[Source data]

───

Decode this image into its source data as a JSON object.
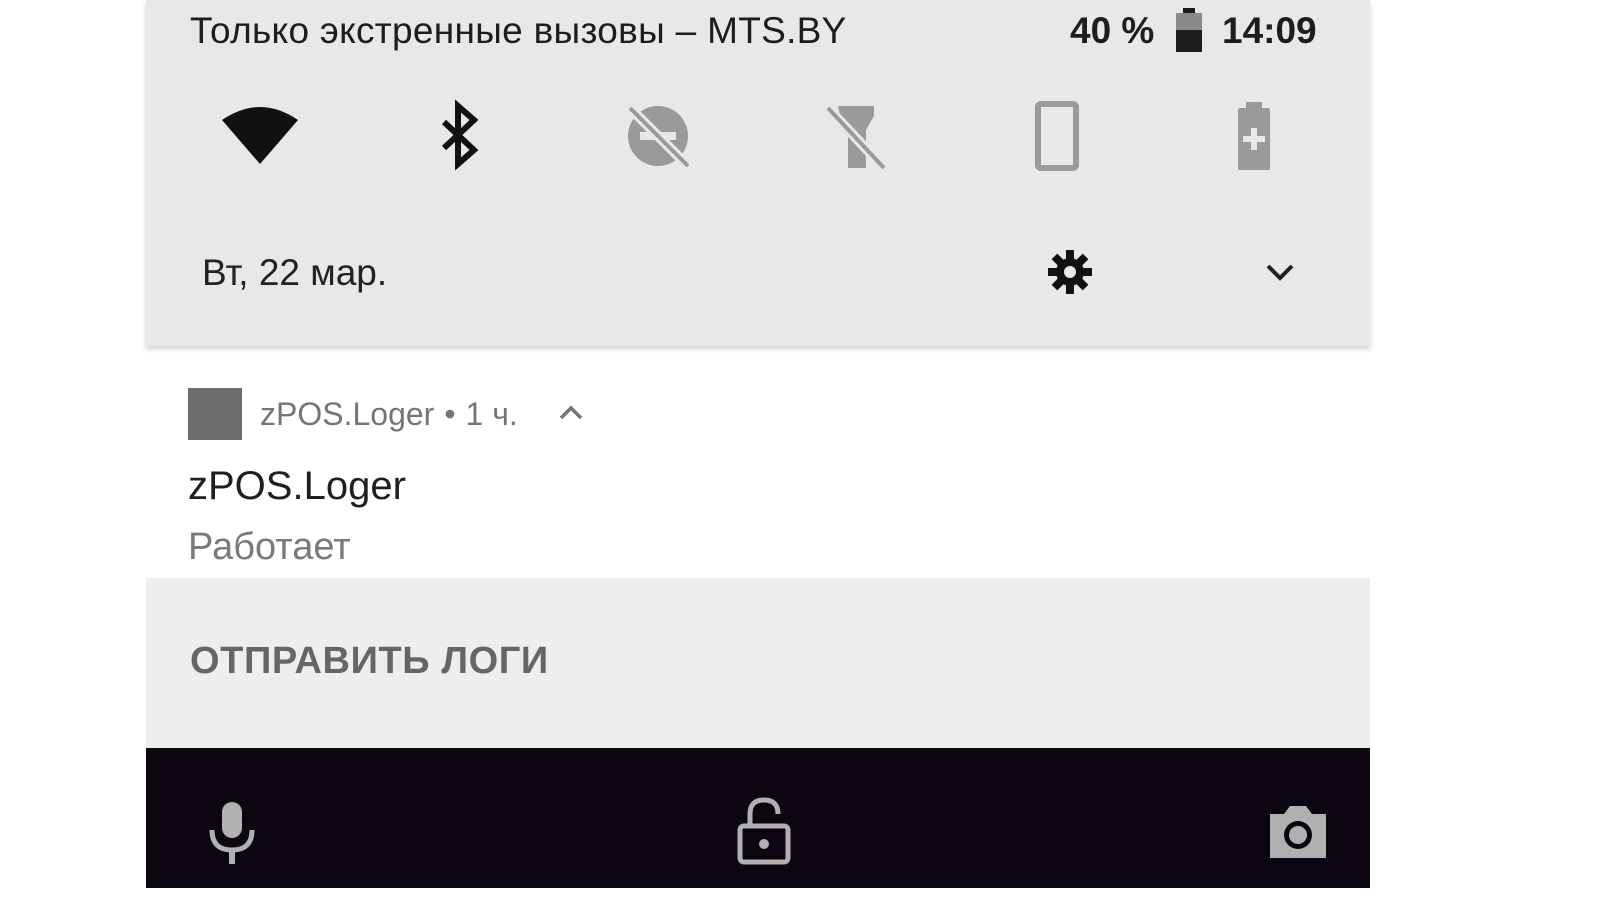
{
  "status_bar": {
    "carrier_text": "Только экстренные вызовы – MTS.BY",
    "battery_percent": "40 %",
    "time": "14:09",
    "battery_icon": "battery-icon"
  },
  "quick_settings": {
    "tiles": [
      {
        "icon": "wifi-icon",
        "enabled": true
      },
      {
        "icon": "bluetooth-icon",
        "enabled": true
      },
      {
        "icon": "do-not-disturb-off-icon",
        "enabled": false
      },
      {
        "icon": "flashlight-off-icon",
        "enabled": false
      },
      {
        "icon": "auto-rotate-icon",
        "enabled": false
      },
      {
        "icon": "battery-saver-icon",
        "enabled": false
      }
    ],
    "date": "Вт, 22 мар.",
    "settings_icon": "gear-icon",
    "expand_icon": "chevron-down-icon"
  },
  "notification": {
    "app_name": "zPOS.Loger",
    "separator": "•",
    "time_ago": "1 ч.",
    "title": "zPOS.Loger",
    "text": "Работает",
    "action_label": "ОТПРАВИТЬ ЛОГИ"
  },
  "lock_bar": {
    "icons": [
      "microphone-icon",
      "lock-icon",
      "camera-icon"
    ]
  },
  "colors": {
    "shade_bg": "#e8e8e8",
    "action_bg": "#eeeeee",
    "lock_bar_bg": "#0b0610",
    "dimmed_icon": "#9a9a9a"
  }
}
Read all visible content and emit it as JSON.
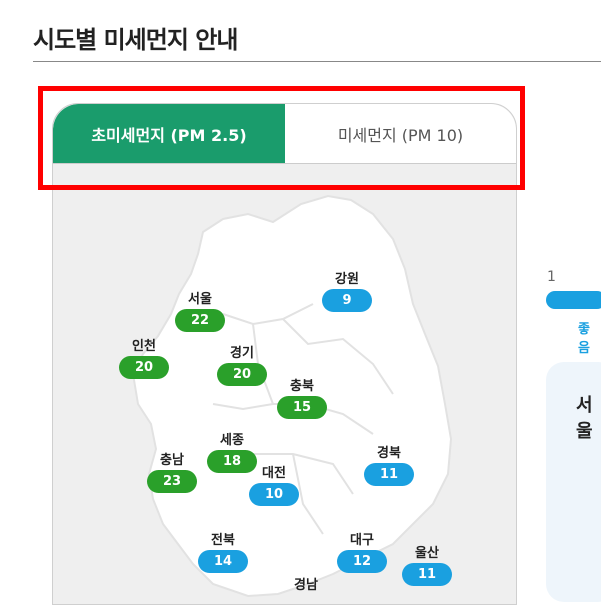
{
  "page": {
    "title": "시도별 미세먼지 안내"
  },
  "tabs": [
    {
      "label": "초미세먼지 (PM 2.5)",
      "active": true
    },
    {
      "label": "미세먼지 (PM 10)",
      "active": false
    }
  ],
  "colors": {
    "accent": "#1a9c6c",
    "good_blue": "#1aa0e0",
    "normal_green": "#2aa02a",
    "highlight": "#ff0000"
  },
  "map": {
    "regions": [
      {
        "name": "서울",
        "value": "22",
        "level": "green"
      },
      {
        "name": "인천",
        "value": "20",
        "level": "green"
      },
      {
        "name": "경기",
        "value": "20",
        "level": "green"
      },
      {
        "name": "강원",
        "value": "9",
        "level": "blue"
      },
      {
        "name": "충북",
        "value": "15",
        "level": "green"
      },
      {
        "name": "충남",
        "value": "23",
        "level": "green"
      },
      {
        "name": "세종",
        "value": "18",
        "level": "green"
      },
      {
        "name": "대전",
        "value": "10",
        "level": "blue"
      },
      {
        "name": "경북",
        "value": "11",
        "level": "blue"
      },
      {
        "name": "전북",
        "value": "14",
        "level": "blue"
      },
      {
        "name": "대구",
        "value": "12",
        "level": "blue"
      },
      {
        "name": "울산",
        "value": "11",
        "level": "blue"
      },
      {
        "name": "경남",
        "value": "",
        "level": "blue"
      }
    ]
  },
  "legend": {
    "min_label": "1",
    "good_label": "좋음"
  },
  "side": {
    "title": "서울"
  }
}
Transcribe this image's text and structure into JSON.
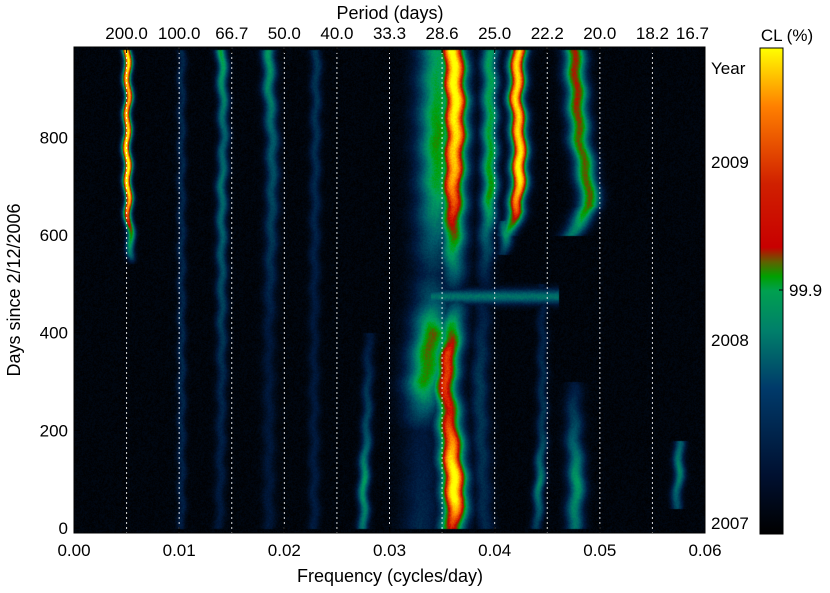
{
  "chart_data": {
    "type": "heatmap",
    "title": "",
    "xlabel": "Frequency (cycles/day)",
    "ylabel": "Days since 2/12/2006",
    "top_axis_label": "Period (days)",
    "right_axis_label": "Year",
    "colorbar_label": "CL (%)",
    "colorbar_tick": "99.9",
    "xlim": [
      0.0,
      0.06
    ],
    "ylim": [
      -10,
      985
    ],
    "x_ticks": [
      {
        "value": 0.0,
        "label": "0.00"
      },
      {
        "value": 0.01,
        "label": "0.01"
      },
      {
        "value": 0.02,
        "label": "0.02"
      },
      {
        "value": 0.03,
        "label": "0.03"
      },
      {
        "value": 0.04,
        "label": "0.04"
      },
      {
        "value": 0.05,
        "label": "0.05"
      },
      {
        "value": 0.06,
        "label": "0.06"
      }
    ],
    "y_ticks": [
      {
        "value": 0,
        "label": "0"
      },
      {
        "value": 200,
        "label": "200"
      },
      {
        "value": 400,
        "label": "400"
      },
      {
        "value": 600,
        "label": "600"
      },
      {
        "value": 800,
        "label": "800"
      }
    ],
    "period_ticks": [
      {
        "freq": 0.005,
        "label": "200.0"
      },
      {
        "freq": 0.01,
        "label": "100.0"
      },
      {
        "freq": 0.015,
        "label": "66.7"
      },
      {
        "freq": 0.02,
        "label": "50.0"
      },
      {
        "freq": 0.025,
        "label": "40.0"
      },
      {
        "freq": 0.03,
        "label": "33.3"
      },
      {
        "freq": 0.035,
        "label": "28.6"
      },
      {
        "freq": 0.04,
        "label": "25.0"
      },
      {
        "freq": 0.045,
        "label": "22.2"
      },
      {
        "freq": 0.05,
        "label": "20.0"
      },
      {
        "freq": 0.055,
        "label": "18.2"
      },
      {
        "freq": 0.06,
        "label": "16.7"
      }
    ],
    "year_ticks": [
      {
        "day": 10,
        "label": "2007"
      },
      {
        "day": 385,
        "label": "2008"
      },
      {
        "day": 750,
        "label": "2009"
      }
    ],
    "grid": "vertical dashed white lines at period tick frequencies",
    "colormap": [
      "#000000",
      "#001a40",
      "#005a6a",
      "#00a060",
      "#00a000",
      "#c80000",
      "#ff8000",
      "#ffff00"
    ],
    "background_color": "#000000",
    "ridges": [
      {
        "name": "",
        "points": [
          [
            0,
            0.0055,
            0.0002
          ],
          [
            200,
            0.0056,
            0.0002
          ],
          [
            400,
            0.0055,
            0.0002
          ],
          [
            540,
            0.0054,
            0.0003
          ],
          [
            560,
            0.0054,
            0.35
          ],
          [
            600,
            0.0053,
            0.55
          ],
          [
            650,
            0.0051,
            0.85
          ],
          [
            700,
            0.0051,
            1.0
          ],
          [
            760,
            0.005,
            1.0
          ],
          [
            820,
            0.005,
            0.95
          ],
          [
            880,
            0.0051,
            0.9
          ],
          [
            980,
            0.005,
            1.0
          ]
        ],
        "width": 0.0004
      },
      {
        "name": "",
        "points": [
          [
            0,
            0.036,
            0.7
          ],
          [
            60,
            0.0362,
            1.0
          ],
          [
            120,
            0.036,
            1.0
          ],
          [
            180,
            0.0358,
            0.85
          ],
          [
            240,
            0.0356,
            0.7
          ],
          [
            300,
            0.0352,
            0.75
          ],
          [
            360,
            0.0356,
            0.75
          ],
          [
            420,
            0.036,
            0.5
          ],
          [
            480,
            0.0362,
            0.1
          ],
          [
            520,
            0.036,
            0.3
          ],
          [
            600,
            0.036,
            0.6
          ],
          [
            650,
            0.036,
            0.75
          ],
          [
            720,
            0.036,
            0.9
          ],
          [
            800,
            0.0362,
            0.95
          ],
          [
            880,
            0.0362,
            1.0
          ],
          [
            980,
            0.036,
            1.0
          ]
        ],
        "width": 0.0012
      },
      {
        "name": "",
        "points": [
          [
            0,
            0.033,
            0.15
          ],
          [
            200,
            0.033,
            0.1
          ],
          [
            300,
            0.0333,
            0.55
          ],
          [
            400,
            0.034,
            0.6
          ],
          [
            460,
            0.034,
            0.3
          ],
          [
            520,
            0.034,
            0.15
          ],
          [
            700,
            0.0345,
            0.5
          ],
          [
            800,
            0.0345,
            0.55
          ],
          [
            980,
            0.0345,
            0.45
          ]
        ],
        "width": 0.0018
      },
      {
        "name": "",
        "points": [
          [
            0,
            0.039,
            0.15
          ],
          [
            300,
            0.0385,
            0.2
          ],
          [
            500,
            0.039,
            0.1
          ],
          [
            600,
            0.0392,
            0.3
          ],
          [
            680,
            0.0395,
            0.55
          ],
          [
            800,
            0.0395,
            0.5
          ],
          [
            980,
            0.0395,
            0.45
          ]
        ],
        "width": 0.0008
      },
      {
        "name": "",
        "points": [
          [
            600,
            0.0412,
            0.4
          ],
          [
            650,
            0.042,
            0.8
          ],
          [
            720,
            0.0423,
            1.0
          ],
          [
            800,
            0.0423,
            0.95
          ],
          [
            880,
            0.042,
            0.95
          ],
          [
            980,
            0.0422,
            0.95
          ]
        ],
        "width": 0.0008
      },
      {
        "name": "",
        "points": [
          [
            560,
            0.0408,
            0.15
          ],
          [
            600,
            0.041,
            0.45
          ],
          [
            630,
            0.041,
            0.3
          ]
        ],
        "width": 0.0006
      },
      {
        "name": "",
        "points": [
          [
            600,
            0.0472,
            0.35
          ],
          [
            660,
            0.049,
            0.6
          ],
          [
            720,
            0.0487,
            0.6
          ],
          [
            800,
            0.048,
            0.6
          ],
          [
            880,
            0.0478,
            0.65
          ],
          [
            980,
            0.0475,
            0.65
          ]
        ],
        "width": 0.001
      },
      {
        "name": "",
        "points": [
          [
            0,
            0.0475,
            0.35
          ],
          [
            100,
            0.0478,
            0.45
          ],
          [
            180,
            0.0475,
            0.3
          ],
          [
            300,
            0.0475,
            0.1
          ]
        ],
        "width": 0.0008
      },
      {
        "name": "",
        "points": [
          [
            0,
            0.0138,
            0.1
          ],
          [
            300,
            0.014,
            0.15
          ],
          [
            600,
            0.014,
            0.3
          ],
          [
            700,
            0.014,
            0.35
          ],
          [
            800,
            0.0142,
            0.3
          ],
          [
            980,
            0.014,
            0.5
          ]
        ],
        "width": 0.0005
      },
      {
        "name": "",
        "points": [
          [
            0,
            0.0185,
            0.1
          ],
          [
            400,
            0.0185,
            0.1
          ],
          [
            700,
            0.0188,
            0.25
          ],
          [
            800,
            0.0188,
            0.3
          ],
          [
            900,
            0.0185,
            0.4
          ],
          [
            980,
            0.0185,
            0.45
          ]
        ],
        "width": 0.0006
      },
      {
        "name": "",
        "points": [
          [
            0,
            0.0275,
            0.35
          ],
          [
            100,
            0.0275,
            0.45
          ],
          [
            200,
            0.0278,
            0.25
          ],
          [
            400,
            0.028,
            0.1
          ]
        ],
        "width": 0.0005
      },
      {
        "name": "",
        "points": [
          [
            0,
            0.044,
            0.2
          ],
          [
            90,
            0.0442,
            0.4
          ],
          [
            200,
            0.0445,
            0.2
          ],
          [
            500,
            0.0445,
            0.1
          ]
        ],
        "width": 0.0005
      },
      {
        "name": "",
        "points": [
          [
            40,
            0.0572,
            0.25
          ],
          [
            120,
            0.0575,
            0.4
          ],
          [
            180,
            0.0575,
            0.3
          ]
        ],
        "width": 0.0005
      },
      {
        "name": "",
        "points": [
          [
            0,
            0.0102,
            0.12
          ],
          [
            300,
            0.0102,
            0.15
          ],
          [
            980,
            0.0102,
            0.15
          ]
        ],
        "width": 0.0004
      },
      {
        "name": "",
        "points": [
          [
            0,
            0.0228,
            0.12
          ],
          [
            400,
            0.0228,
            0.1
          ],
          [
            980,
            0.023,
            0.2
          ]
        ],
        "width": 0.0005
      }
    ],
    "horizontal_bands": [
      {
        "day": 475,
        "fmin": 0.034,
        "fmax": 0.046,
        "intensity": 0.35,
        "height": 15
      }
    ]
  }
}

───

# EXERCISE:
Copy out every line in the listing where the word "JSON" appears.

# RESULT BELOW:
Decode this image into its source data as a JSON object.
Read all visible content and emit it as JSON.
Transcribe this image's text and structure into JSON.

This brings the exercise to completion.